(YOUR GOAL) Restate each line of the listing exactly, without carrying over any pictures.

(Data listing)
'''

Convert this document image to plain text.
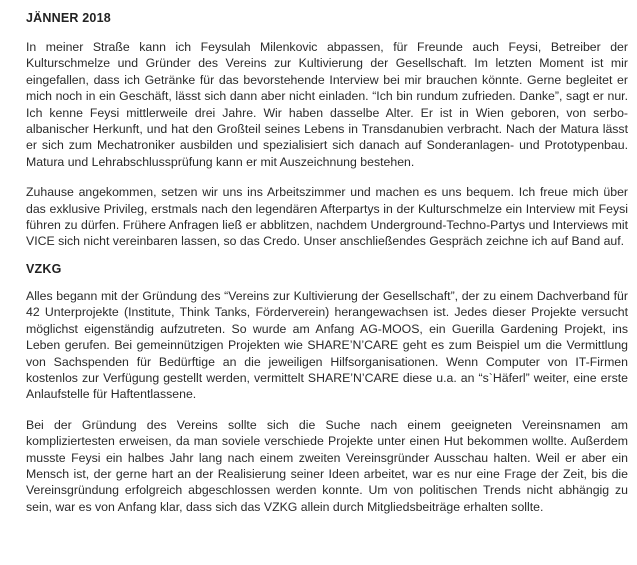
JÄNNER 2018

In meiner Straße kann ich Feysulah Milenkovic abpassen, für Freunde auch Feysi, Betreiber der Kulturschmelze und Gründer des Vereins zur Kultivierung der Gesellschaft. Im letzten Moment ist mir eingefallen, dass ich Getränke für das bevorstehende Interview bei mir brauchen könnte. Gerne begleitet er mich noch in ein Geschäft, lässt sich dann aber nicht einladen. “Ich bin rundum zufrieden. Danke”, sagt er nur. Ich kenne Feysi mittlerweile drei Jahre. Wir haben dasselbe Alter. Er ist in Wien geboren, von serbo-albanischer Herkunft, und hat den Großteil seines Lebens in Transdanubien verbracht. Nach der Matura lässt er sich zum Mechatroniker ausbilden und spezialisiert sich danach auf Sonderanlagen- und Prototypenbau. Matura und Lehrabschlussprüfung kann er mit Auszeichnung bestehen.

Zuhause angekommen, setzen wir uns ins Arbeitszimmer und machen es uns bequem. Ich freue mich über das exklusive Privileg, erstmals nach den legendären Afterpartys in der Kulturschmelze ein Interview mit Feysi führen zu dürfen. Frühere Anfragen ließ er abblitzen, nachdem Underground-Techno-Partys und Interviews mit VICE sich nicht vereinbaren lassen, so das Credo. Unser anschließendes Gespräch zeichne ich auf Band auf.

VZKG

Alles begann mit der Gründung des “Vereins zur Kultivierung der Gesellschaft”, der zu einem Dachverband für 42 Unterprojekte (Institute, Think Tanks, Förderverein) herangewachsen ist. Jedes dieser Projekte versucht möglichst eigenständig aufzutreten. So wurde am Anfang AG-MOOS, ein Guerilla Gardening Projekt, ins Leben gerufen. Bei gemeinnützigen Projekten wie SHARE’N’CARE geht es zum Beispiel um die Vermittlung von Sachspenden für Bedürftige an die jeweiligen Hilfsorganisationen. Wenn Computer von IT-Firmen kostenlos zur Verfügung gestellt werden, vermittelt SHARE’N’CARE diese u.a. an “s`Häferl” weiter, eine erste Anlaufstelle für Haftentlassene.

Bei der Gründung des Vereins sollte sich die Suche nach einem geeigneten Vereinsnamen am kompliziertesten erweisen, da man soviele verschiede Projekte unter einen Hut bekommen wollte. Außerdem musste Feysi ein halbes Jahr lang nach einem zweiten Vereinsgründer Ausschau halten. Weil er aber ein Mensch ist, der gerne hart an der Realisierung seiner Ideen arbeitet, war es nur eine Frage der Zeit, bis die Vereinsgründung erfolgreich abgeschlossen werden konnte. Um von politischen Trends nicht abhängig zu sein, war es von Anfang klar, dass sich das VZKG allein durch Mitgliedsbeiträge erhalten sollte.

'''

(REPLY TO THE TASK)
Convert this document image to plain text.
JÄNNER 2018

In meiner Straße kann ich Feysulah Milenkovic abpassen, für Freunde auch Feysi, Betreiber der Kulturschmelze und Gründer des Vereins zur Kultivierung der Gesellschaft. Im letzten Moment ist mir eingefallen, dass ich Getränke für das bevorstehende Interview bei mir brauchen könnte. Gerne begleitet er mich noch in ein Geschäft, lässt sich dann aber nicht einladen. “Ich bin rundum zufrieden. Danke”, sagt er nur. Ich kenne Feysi mittlerweile drei Jahre. Wir haben dasselbe Alter. Er ist in Wien geboren, von serbo-albanischer Herkunft, und hat den Großteil seines Lebens in Transdanubien verbracht. Nach der Matura lässt er sich zum Mechatroniker ausbilden und spezialisiert sich danach auf Sonderanlagen- und Prototypenbau. Matura und Lehrabschlussprüfung kann er mit Auszeichnung bestehen.

Zuhause angekommen, setzen wir uns ins Arbeitszimmer und machen es uns bequem. Ich freue mich über das exklusive Privileg, erstmals nach den legendären Afterpartys in der Kulturschmelze ein Interview mit Feysi führen zu dürfen. Frühere Anfragen ließ er abblitzen, nachdem Underground-Techno-Partys und Interviews mit VICE sich nicht vereinbaren lassen, so das Credo. Unser anschließendes Gespräch zeichne ich auf Band auf.

VZKG

Alles begann mit der Gründung des “Vereins zur Kultivierung der Gesellschaft”, der zu einem Dachverband für 42 Unterprojekte (Institute, Think Tanks, Förderverein) herangewachsen ist. Jedes dieser Projekte versucht möglichst eigenständig aufzutreten. So wurde am Anfang AG-MOOS, ein Guerilla Gardening Projekt, ins Leben gerufen. Bei gemeinnützigen Projekten wie SHARE’N’CARE geht es zum Beispiel um die Vermittlung von Sachspenden für Bedürftige an die jeweiligen Hilfsorganisationen. Wenn Computer von IT-Firmen kostenlos zur Verfügung gestellt werden, vermittelt SHARE’N’CARE diese u.a. an “s`Häferl” weiter, eine erste Anlaufstelle für Haftentlassene.

Bei der Gründung des Vereins sollte sich die Suche nach einem geeigneten Vereinsnamen am kompliziertesten erweisen, da man soviele verschiede Projekte unter einen Hut bekommen wollte. Außerdem musste Feysi ein halbes Jahr lang nach einem zweiten Vereinsgründer Ausschau halten. Weil er aber ein Mensch ist, der gerne hart an der Realisierung seiner Ideen arbeitet, war es nur eine Frage der Zeit, bis die Vereinsgründung erfolgreich abgeschlossen werden konnte. Um von politischen Trends nicht abhängig zu sein, war es von Anfang klar, dass sich das VZKG allein durch Mitgliedsbeiträge erhalten sollte.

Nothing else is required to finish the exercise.